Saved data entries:
[START]

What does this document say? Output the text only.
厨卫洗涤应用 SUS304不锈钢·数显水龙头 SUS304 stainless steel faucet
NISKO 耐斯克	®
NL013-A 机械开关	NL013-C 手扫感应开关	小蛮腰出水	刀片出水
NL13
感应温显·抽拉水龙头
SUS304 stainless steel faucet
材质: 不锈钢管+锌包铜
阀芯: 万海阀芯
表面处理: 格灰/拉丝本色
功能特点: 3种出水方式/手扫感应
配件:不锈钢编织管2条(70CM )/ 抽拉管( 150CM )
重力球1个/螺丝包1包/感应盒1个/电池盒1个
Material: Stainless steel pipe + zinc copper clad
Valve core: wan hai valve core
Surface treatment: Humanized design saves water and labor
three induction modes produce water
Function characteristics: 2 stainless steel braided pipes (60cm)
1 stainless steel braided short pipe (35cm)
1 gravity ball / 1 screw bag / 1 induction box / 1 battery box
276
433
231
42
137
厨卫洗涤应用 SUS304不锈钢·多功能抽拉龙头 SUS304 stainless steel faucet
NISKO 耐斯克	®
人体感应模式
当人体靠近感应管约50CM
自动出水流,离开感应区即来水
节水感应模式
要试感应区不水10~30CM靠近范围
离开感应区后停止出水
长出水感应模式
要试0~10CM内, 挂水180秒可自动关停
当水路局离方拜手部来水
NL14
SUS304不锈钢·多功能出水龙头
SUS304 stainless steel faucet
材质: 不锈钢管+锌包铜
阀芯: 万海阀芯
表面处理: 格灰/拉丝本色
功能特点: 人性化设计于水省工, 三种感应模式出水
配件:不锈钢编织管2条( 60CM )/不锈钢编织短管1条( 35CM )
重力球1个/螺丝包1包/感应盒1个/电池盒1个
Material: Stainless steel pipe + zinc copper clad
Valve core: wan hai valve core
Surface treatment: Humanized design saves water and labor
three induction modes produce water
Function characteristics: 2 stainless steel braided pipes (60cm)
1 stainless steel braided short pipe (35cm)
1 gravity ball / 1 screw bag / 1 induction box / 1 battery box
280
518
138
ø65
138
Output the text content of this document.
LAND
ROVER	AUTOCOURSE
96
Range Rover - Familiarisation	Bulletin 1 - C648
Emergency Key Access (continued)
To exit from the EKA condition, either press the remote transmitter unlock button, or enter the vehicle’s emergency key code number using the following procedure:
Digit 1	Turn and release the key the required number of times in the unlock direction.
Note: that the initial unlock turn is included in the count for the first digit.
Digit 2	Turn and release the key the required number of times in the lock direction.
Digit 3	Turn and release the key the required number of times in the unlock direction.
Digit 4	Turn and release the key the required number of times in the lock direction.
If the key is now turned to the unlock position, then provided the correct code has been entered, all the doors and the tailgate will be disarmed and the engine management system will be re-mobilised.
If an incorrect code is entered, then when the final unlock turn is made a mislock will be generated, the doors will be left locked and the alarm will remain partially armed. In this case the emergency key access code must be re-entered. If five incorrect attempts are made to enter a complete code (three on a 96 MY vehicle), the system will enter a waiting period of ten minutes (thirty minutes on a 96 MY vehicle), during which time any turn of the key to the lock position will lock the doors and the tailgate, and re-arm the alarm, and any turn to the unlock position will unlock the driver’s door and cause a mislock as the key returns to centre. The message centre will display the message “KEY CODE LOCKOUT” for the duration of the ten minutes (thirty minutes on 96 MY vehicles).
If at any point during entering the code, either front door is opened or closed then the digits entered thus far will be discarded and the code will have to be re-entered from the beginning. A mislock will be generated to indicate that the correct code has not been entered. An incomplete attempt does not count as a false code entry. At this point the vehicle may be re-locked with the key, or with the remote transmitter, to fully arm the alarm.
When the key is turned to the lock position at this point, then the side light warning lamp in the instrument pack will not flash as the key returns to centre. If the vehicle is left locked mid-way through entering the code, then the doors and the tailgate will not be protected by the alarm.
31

[END]
[START]

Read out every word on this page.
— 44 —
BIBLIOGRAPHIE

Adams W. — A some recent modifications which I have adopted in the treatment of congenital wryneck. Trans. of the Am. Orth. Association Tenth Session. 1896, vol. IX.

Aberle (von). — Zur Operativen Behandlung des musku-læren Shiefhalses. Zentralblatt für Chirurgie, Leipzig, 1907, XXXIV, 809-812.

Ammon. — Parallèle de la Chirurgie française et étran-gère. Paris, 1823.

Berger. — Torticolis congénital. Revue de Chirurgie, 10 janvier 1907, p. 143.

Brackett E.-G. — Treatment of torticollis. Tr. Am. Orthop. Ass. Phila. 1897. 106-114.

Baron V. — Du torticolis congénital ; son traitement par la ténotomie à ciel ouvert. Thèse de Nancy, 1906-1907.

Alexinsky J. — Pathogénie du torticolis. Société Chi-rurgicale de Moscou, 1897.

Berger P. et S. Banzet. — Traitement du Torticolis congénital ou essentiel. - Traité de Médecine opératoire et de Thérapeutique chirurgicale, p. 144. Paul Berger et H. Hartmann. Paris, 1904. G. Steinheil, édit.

[END]

[Request]:
Provide only the number of lines in the entries that hold the word "which".

[Finished exercise]:
2